Print every entry, word for word, and skip the images.

(Data items)
☆ ☆ ☆

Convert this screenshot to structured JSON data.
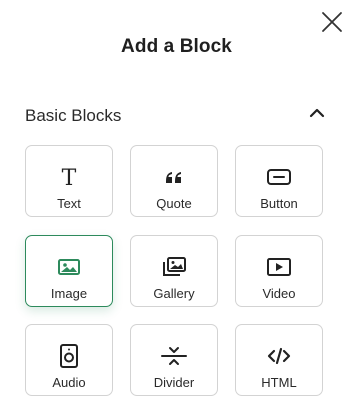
{
  "dialog": {
    "title": "Add a Block",
    "close_icon": "close-icon"
  },
  "section": {
    "title": "Basic Blocks",
    "toggle_icon": "chevron-up-icon",
    "expanded": true
  },
  "blocks": [
    {
      "label": "Text",
      "icon": "text-icon",
      "selected": false
    },
    {
      "label": "Quote",
      "icon": "quote-icon",
      "selected": false
    },
    {
      "label": "Button",
      "icon": "button-icon",
      "selected": false
    },
    {
      "label": "Image",
      "icon": "image-icon",
      "selected": true
    },
    {
      "label": "Gallery",
      "icon": "gallery-icon",
      "selected": false
    },
    {
      "label": "Video",
      "icon": "video-icon",
      "selected": false
    },
    {
      "label": "Audio",
      "icon": "audio-icon",
      "selected": false
    },
    {
      "label": "Divider",
      "icon": "divider-icon",
      "selected": false
    },
    {
      "label": "HTML",
      "icon": "html-icon",
      "selected": false
    }
  ],
  "colors": {
    "accent": "#2d8a5c",
    "text": "#1f1f1f",
    "border": "#d3d3d3"
  }
}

☆ ☆ ☆

_RESULT BELOW_
Convert this screenshot to structured JSON data.
{
  "dialog": {
    "title": "Add a Block",
    "close_icon": "close-icon"
  },
  "section": {
    "title": "Basic Blocks",
    "toggle_icon": "chevron-up-icon",
    "expanded": true
  },
  "blocks": [
    {
      "label": "Text",
      "icon": "text-icon",
      "selected": false
    },
    {
      "label": "Quote",
      "icon": "quote-icon",
      "selected": false
    },
    {
      "label": "Button",
      "icon": "button-icon",
      "selected": false
    },
    {
      "label": "Image",
      "icon": "image-icon",
      "selected": true
    },
    {
      "label": "Gallery",
      "icon": "gallery-icon",
      "selected": false
    },
    {
      "label": "Video",
      "icon": "video-icon",
      "selected": false
    },
    {
      "label": "Audio",
      "icon": "audio-icon",
      "selected": false
    },
    {
      "label": "Divider",
      "icon": "divider-icon",
      "selected": false
    },
    {
      "label": "HTML",
      "icon": "html-icon",
      "selected": false
    }
  ],
  "colors": {
    "accent": "#2d8a5c",
    "text": "#1f1f1f",
    "border": "#d3d3d3"
  }
}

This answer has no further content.